** BEGIN SUPPLIED ENTRIES **

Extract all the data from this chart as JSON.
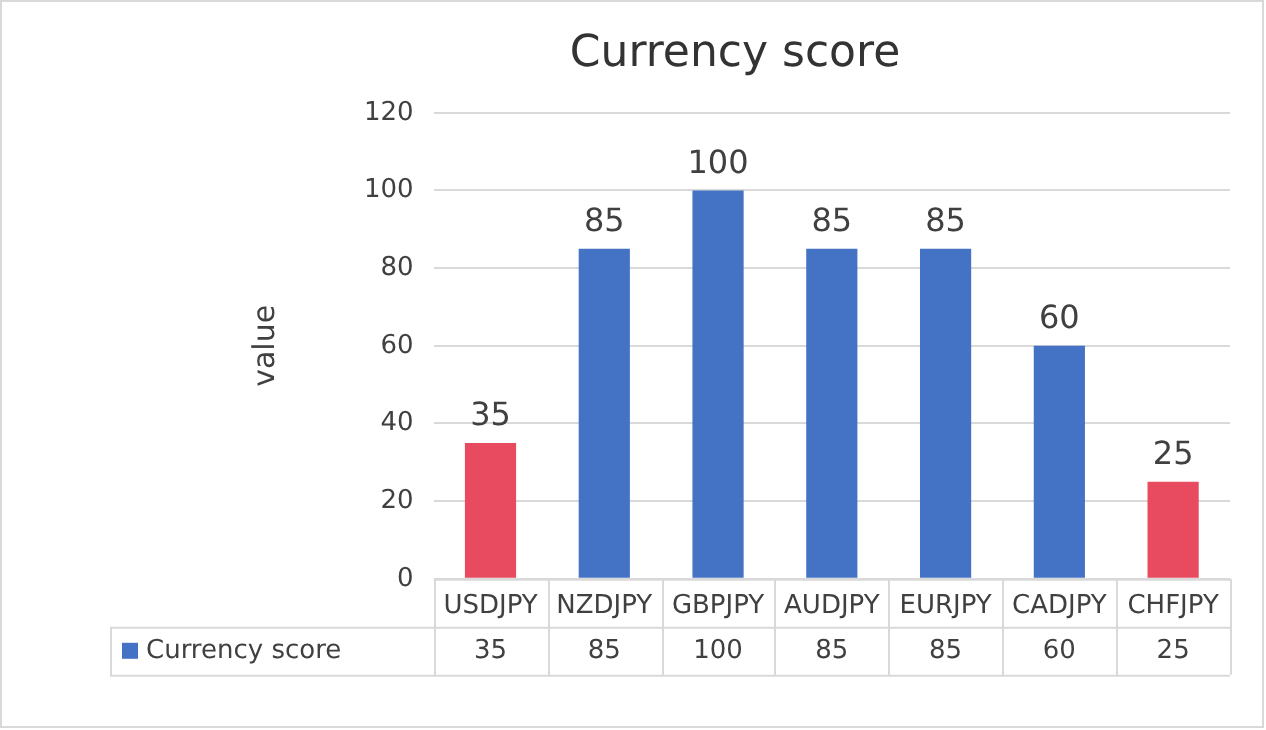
{
  "chart_data": {
    "type": "bar",
    "title": "Currency score",
    "ylabel": "value",
    "categories": [
      "USDJPY",
      "NZDJPY",
      "GBPJPY",
      "AUDJPY",
      "EURJPY",
      "CADJPY",
      "CHFJPY"
    ],
    "series": [
      {
        "name": "Currency score",
        "color": "#4472c4",
        "colors": [
          "#e84a5f",
          "#4472c4",
          "#4472c4",
          "#4472c4",
          "#4472c4",
          "#4472c4",
          "#e84a5f"
        ],
        "values": [
          35,
          85,
          100,
          85,
          85,
          60,
          25
        ]
      }
    ],
    "ylim": [
      0,
      120
    ],
    "yticks": [
      0,
      20,
      40,
      60,
      80,
      100,
      120
    ],
    "grid": "y",
    "legend": "bottom",
    "data_labels": true,
    "annotations": [
      "35",
      "85",
      "100",
      "85",
      "85",
      "60",
      "25"
    ]
  }
}
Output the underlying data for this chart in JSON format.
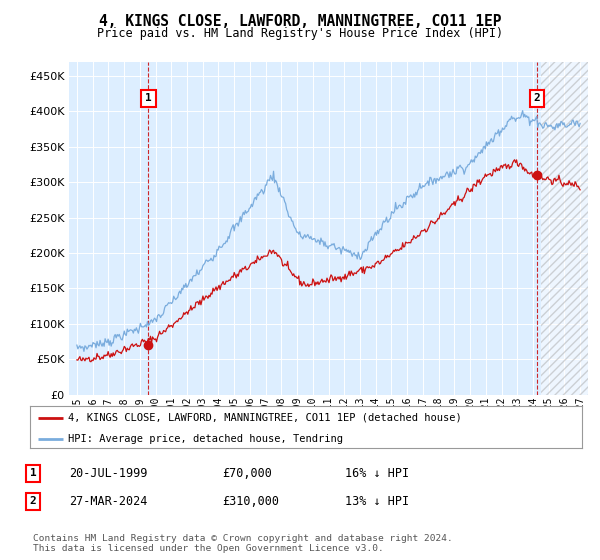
{
  "title": "4, KINGS CLOSE, LAWFORD, MANNINGTREE, CO11 1EP",
  "subtitle": "Price paid vs. HM Land Registry's House Price Index (HPI)",
  "ylim": [
    0,
    470000
  ],
  "yticks": [
    0,
    50000,
    100000,
    150000,
    200000,
    250000,
    300000,
    350000,
    400000,
    450000
  ],
  "xlim_start": 1994.5,
  "xlim_end": 2027.5,
  "xticks": [
    1995,
    1996,
    1997,
    1998,
    1999,
    2000,
    2001,
    2002,
    2003,
    2004,
    2005,
    2006,
    2007,
    2008,
    2009,
    2010,
    2011,
    2012,
    2013,
    2014,
    2015,
    2016,
    2017,
    2018,
    2019,
    2020,
    2021,
    2022,
    2023,
    2024,
    2025,
    2026,
    2027
  ],
  "hpi_color": "#7aacdd",
  "price_color": "#cc1111",
  "ann1_x": 1999.55,
  "ann1_y": 70000,
  "ann2_x": 2024.25,
  "ann2_y": 310000,
  "hatch_start": 2024.5,
  "hatch_end": 2027.5,
  "sale1_date": "20-JUL-1999",
  "sale1_price": "£70,000",
  "sale1_hpi": "16% ↓ HPI",
  "sale2_date": "27-MAR-2024",
  "sale2_price": "£310,000",
  "sale2_hpi": "13% ↓ HPI",
  "legend_label1": "4, KINGS CLOSE, LAWFORD, MANNINGTREE, CO11 1EP (detached house)",
  "legend_label2": "HPI: Average price, detached house, Tendring",
  "footer": "Contains HM Land Registry data © Crown copyright and database right 2024.\nThis data is licensed under the Open Government Licence v3.0.",
  "bg_color": "#ffffff",
  "plot_bg_color": "#ddeeff"
}
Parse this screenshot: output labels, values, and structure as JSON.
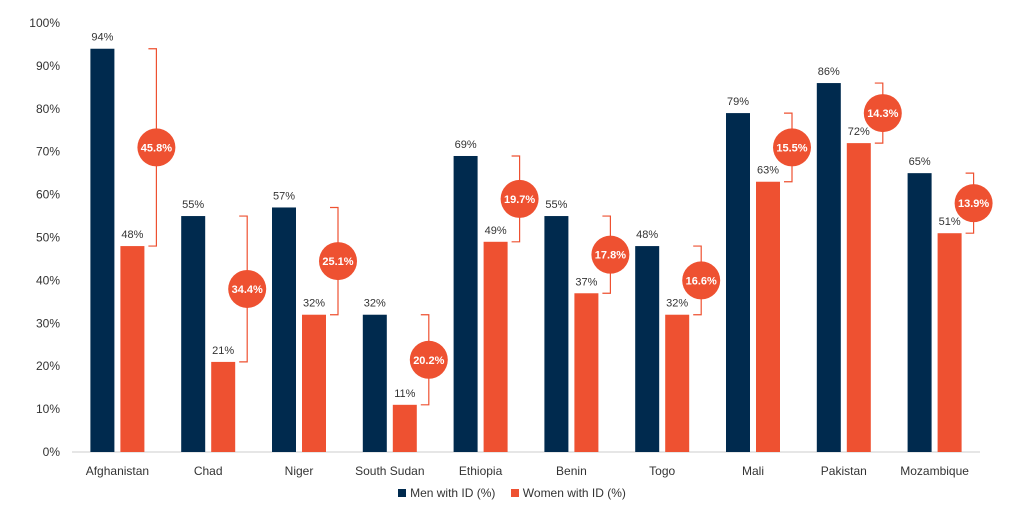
{
  "chart_data": {
    "type": "bar",
    "categories": [
      "Afghanistan",
      "Chad",
      "Niger",
      "South Sudan",
      "Ethiopia",
      "Benin",
      "Togo",
      "Mali",
      "Pakistan",
      "Mozambique"
    ],
    "series": [
      {
        "name": "Men with ID (%)",
        "color": "#002a4e",
        "values": [
          94,
          55,
          57,
          32,
          69,
          55,
          48,
          79,
          86,
          65
        ],
        "labels": [
          "94%",
          "55%",
          "57%",
          "32%",
          "69%",
          "55%",
          "48%",
          "79%",
          "86%",
          "65%"
        ]
      },
      {
        "name": "Women with ID (%)",
        "color": "#ee5131",
        "values": [
          48,
          21,
          32,
          11,
          49,
          37,
          32,
          63,
          72,
          51
        ],
        "labels": [
          "48%",
          "21%",
          "32%",
          "11%",
          "49%",
          "37%",
          "32%",
          "63%",
          "72%",
          "51%"
        ]
      }
    ],
    "gap_labels": [
      "45.8%",
      "34.4%",
      "25.1%",
      "20.2%",
      "19.7%",
      "17.8%",
      "16.6%",
      "15.5%",
      "14.3%",
      "13.9%"
    ],
    "gap_color": "#ee5131",
    "ylim": [
      0,
      100
    ],
    "yticks": [
      0,
      10,
      20,
      30,
      40,
      50,
      60,
      70,
      80,
      90,
      100
    ],
    "ytick_labels": [
      "0%",
      "10%",
      "20%",
      "30%",
      "40%",
      "50%",
      "60%",
      "70%",
      "80%",
      "90%",
      "100%"
    ],
    "grid": false,
    "legend_position": "bottom",
    "title": "",
    "xlabel": "",
    "ylabel": ""
  }
}
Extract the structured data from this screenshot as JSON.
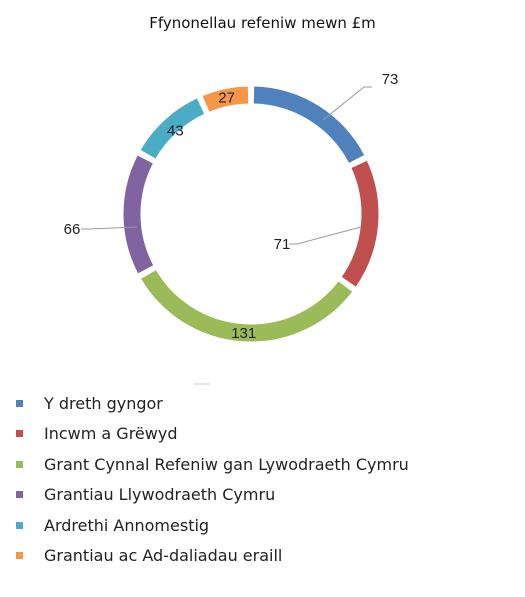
{
  "chart_data": {
    "type": "pie",
    "variant": "donut",
    "title": "Ffynonellau refeniw mewn £m",
    "legend_position": "bottom-left",
    "categories": [
      "Y dreth gyngor",
      "Incwm a Grëwyd",
      "Grant Cynnal Refeniw gan Lywodraeth Cymru",
      "Grantiau Llywodraeth Cymru",
      "Ardrethi Annomestig",
      "Grantiau ac Ad-daliadau eraill"
    ],
    "values": [
      73,
      71,
      131,
      66,
      43,
      27
    ],
    "colors": [
      "#4F81BD",
      "#C0504D",
      "#9BBB59",
      "#8064A2",
      "#4BACC6",
      "#F79646"
    ]
  }
}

** END SUPPLIED ENTRIES **

# BRIEF:
Drop the pictures, then write out only the lines running from the one containing "Extract the structured" through the last line above, both included, exactly.

# WORKED SOLUTION:
Extract the structured data from this screenshot as JSON.
{
  "chart_data": {
    "type": "pie",
    "variant": "donut",
    "title": "Ffynonellau refeniw mewn £m",
    "legend_position": "bottom-left",
    "categories": [
      "Y dreth gyngor",
      "Incwm a Grëwyd",
      "Grant Cynnal Refeniw gan Lywodraeth Cymru",
      "Grantiau Llywodraeth Cymru",
      "Ardrethi Annomestig",
      "Grantiau ac Ad-daliadau eraill"
    ],
    "values": [
      73,
      71,
      131,
      66,
      43,
      27
    ],
    "colors": [
      "#4F81BD",
      "#C0504D",
      "#9BBB59",
      "#8064A2",
      "#4BACC6",
      "#F79646"
    ]
  }
}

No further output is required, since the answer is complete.